### STATED EXERCISE
Extract the records in full, leaving every picture out.

┌────────

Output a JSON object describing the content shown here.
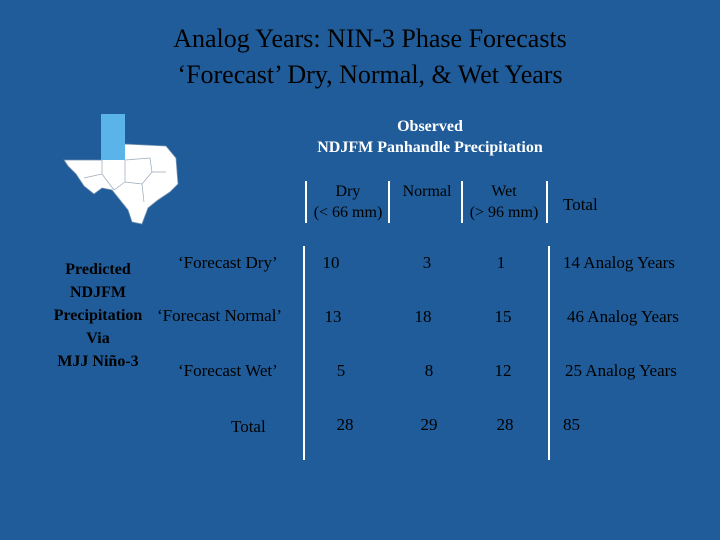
{
  "title": {
    "line1": "Analog Years: NIN-3 Phase Forecasts",
    "line2": "‘Forecast’ Dry, Normal, & Wet Years"
  },
  "observed": {
    "line1": "Observed",
    "line2": "NDJFM  Panhandle Precipitation"
  },
  "predicted": {
    "lines": [
      "Predicted",
      "NDJFM",
      "Precipitation",
      "Via",
      "MJJ Niño-3"
    ]
  },
  "columns": {
    "dry_line1": "Dry",
    "dry_line2": "(< 66 mm)",
    "normal": "Normal",
    "wet_line1": "Wet",
    "wet_line2": "(> 96 mm)",
    "total": "Total"
  },
  "rows": [
    {
      "label": "‘Forecast Dry’",
      "dry": "10",
      "normal": "3",
      "wet": "1",
      "total": "14  Analog Years"
    },
    {
      "label": "‘Forecast Normal’",
      "dry": "13",
      "normal": "18",
      "wet": "15",
      "total": "46  Analog Years"
    },
    {
      "label": "‘Forecast Wet’",
      "dry": "5",
      "normal": "8",
      "wet": "12",
      "total": "25  Analog Years"
    },
    {
      "label": "Total",
      "dry": "28",
      "normal": "29",
      "wet": "28",
      "total": "85"
    }
  ],
  "colors": {
    "background": "#1f5c99",
    "panhandle_highlight": "#5ab4ea",
    "state_fill": "#ffffff"
  }
}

└────────

### EXERCISE ANSWER
Output a JSON object describing the content shown here.
{
  "title": {
    "line1": "Analog Years: NIN-3 Phase Forecasts",
    "line2": "‘Forecast’ Dry, Normal, & Wet Years"
  },
  "observed": {
    "line1": "Observed",
    "line2": "NDJFM  Panhandle Precipitation"
  },
  "predicted": {
    "lines": [
      "Predicted",
      "NDJFM",
      "Precipitation",
      "Via",
      "MJJ Niño-3"
    ]
  },
  "columns": {
    "dry_line1": "Dry",
    "dry_line2": "(< 66 mm)",
    "normal": "Normal",
    "wet_line1": "Wet",
    "wet_line2": "(> 96 mm)",
    "total": "Total"
  },
  "rows": [
    {
      "label": "‘Forecast Dry’",
      "dry": "10",
      "normal": "3",
      "wet": "1",
      "total": "14  Analog Years"
    },
    {
      "label": "‘Forecast Normal’",
      "dry": "13",
      "normal": "18",
      "wet": "15",
      "total": "46  Analog Years"
    },
    {
      "label": "‘Forecast Wet’",
      "dry": "5",
      "normal": "8",
      "wet": "12",
      "total": "25  Analog Years"
    },
    {
      "label": "Total",
      "dry": "28",
      "normal": "29",
      "wet": "28",
      "total": "85"
    }
  ],
  "colors": {
    "background": "#1f5c99",
    "panhandle_highlight": "#5ab4ea",
    "state_fill": "#ffffff"
  }
}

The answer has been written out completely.